Give only the lines from the one containing "Convert this document image to plain text." through the end of the material below, exactly as written.

### Records for this exercise
------------------------------
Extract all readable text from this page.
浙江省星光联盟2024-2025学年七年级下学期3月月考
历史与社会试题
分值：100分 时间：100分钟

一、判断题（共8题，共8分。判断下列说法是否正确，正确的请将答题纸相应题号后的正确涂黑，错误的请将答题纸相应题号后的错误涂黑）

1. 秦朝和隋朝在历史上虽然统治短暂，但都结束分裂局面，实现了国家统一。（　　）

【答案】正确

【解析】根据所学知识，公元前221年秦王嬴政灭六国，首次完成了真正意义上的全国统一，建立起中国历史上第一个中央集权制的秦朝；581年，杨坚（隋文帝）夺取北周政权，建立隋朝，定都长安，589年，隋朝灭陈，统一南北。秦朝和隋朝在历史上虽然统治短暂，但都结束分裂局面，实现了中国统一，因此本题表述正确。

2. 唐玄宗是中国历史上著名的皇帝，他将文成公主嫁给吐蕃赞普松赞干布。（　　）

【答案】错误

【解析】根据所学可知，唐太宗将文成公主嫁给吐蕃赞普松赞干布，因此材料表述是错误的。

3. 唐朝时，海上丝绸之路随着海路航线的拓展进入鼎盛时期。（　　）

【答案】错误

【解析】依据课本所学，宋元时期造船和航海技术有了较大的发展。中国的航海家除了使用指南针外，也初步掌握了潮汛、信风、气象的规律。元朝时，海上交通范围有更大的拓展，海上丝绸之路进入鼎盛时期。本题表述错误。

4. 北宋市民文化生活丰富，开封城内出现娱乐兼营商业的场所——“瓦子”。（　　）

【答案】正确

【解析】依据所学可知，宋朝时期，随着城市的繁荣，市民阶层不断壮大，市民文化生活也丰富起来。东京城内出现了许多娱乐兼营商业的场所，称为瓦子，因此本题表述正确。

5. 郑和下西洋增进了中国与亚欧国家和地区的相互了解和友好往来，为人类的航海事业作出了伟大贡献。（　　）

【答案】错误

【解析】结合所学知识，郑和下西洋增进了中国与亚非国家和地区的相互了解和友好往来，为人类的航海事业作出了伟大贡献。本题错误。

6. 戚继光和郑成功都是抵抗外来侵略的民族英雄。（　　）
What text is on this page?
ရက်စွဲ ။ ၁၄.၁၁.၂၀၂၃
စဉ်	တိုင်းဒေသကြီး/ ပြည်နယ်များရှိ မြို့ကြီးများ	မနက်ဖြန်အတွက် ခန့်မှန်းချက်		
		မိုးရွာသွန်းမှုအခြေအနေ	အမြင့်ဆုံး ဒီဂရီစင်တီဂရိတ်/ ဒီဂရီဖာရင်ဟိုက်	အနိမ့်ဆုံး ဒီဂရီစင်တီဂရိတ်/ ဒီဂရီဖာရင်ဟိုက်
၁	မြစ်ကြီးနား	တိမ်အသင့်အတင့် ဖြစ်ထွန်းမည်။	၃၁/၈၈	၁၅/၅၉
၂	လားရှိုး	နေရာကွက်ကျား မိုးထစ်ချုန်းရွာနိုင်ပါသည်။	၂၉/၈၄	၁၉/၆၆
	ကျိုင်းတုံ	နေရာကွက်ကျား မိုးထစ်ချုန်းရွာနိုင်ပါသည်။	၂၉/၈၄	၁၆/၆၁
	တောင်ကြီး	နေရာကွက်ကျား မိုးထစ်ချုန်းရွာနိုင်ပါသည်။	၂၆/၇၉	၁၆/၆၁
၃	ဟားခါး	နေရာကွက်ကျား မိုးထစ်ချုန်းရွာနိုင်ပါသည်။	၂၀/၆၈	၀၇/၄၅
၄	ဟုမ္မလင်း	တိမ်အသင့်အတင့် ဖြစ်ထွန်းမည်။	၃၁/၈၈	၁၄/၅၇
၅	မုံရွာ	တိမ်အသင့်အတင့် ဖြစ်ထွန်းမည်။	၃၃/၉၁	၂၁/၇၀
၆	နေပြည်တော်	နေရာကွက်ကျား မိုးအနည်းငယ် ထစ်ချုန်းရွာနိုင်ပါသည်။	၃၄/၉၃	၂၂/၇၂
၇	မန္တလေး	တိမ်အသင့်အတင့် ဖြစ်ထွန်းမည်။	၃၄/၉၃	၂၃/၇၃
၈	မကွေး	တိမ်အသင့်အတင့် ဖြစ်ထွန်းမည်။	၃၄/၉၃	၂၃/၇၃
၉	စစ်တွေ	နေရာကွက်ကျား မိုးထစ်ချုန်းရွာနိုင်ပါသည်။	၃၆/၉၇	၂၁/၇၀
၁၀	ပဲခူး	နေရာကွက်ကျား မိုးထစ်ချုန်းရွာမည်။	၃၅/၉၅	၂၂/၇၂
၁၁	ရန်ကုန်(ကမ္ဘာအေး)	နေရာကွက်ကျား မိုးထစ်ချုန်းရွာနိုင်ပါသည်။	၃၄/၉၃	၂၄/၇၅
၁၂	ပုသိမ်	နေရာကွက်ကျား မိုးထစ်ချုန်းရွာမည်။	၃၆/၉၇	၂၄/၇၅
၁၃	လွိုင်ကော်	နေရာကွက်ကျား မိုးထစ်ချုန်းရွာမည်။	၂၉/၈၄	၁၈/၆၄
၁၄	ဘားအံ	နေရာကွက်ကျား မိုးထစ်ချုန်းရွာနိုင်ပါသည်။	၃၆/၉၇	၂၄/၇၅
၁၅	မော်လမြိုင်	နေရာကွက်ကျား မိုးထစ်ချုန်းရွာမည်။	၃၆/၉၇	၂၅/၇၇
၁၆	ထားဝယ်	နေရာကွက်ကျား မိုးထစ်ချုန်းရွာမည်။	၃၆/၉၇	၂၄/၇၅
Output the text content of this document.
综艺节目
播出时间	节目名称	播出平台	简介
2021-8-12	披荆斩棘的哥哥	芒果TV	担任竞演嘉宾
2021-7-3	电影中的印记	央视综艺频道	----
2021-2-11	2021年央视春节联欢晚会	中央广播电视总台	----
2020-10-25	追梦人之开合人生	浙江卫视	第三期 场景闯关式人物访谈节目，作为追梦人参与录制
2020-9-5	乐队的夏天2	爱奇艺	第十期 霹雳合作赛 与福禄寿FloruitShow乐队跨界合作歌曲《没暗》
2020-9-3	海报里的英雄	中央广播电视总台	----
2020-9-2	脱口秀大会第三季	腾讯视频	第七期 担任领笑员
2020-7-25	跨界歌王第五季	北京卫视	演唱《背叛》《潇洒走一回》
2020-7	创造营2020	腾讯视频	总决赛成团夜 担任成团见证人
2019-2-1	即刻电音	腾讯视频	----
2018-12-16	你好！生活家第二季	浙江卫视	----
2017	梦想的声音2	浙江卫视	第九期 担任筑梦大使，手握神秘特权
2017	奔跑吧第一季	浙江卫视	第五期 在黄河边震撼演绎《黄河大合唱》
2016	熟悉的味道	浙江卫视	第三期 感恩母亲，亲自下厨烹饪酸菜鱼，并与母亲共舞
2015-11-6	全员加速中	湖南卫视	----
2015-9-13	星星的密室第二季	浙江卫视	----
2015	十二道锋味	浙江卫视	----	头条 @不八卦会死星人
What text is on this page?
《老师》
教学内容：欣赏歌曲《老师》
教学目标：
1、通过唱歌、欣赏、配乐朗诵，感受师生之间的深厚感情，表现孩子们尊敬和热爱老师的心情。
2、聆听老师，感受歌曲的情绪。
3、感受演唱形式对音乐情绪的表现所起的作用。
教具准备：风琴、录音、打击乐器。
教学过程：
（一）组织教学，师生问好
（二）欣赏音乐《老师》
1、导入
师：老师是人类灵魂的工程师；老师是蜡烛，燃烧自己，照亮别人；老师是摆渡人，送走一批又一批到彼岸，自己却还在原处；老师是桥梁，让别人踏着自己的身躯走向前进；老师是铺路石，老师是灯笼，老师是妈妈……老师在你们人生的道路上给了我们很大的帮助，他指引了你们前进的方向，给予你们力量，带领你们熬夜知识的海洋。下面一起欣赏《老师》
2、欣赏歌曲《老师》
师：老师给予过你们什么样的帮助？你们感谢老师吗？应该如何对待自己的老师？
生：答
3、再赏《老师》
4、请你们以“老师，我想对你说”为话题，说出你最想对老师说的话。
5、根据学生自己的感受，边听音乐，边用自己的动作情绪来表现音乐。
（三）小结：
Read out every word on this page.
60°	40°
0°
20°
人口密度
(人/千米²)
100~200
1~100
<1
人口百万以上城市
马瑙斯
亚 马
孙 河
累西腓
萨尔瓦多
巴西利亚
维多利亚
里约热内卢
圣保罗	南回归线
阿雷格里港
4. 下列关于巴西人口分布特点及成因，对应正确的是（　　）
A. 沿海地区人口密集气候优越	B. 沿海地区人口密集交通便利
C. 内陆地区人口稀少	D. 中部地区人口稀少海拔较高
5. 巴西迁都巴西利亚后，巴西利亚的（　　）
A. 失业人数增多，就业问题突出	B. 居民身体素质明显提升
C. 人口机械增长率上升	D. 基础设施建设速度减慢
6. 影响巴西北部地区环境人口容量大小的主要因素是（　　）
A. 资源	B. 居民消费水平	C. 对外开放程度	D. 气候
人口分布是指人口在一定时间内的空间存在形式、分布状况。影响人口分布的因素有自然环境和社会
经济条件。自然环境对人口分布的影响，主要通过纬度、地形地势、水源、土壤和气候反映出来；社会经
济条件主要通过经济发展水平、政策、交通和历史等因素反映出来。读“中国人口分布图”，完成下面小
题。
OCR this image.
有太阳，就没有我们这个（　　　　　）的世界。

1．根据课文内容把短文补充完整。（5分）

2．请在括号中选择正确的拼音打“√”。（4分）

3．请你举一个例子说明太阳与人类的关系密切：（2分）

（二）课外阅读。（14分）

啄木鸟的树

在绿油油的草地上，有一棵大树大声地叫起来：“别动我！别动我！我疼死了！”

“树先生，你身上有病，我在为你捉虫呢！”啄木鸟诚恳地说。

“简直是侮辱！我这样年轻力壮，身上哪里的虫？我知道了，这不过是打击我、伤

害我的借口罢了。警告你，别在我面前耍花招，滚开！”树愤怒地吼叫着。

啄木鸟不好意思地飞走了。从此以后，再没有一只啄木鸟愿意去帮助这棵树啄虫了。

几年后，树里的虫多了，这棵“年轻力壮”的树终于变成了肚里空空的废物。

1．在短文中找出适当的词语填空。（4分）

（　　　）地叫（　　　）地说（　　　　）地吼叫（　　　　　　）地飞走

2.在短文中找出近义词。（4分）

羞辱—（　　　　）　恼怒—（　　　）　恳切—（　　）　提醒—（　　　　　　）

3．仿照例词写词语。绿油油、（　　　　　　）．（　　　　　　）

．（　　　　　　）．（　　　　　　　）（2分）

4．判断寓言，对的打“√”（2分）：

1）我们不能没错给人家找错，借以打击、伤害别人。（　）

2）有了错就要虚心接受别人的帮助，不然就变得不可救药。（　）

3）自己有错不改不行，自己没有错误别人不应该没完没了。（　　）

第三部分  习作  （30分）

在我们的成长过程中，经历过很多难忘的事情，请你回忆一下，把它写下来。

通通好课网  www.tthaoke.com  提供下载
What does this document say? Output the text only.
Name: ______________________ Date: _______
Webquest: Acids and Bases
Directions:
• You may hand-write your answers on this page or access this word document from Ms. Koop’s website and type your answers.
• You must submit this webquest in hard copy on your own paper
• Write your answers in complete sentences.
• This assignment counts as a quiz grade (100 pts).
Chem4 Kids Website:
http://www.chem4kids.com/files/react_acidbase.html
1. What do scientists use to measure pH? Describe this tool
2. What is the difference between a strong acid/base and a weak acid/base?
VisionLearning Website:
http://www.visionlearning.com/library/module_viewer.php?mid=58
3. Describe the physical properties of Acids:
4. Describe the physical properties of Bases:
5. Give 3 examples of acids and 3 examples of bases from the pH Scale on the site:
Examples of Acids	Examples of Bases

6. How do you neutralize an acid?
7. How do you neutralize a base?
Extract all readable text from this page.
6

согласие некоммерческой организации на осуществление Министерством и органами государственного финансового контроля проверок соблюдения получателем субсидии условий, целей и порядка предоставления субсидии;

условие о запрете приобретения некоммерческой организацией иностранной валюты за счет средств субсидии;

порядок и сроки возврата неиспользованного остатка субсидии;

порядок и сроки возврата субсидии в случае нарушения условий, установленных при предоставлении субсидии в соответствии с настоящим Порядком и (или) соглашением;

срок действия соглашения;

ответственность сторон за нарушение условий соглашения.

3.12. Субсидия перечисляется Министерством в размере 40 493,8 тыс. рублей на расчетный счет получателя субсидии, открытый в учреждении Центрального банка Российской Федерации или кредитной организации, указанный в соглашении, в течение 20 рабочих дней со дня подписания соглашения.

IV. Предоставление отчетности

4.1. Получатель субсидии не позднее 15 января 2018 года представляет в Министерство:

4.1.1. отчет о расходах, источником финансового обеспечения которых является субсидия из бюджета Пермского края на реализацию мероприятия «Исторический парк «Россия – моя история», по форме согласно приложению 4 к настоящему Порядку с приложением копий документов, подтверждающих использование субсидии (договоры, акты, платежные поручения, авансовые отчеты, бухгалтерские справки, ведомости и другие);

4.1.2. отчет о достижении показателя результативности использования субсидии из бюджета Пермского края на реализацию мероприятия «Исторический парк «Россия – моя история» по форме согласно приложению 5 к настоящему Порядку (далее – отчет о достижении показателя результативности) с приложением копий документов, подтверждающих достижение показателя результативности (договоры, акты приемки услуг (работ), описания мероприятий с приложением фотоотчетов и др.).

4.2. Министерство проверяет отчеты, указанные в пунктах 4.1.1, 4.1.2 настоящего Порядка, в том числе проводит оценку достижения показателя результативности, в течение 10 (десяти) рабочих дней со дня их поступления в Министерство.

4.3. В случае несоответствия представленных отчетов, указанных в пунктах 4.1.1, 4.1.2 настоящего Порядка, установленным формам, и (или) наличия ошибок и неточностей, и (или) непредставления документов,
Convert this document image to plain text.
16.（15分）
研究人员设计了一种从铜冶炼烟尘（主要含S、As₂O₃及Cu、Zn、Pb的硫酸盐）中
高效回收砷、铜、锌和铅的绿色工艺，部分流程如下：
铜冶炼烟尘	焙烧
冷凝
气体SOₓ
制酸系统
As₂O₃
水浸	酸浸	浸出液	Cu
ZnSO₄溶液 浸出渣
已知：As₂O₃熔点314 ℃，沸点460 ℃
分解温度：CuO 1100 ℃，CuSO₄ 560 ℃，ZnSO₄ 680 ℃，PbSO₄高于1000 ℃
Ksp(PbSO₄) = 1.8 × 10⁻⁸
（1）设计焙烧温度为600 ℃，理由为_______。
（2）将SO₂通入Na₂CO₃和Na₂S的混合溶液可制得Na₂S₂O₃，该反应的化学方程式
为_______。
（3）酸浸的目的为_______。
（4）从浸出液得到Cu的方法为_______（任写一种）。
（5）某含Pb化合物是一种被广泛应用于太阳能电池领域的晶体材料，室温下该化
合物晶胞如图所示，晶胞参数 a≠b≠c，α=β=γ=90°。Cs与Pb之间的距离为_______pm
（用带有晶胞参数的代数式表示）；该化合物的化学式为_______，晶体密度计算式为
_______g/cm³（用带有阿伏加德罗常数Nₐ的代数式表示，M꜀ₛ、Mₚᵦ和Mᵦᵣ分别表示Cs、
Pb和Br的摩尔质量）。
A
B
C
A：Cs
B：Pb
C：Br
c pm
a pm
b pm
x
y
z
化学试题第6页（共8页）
------------------------------
### Written reply
Convert this document image to plain text.
16.（15分）
研究人员设计了一种从铜冶炼烟尘（主要含S、As₂O₃及Cu、Zn、Pb的硫酸盐）中
高效回收砷、铜、锌和铅的绿色工艺，部分流程如下：
铜冶炼烟尘	焙烧
冷凝
气体SOₓ
制酸系统
As₂O₃
水浸	酸浸	浸出液	Cu
ZnSO₄溶液 浸出渣
已知：As₂O₃熔点314 ℃，沸点460 ℃
分解温度：CuO 1100 ℃，CuSO₄ 560 ℃，ZnSO₄ 680 ℃，PbSO₄高于1000 ℃
Ksp(PbSO₄) = 1.8 × 10⁻⁸
（1）设计焙烧温度为600 ℃，理由为_______。
（2）将SO₂通入Na₂CO₃和Na₂S的混合溶液可制得Na₂S₂O₃，该反应的化学方程式
为_______。
（3）酸浸的目的为_______。
（4）从浸出液得到Cu的方法为_______（任写一种）。
（5）某含Pb化合物是一种被广泛应用于太阳能电池领域的晶体材料，室温下该化
合物晶胞如图所示，晶胞参数 a≠b≠c，α=β=γ=90°。Cs与Pb之间的距离为_______pm
（用带有晶胞参数的代数式表示）；该化合物的化学式为_______，晶体密度计算式为
_______g/cm³（用带有阿伏加德罗常数Nₐ的代数式表示，M꜀ₛ、Mₚᵦ和Mᵦᵣ分别表示Cs、
Pb和Br的摩尔质量）。
A
B
C
A：Cs
B：Pb
C：Br
c pm
a pm
b pm
x
y
z
化学试题第6页（共8页）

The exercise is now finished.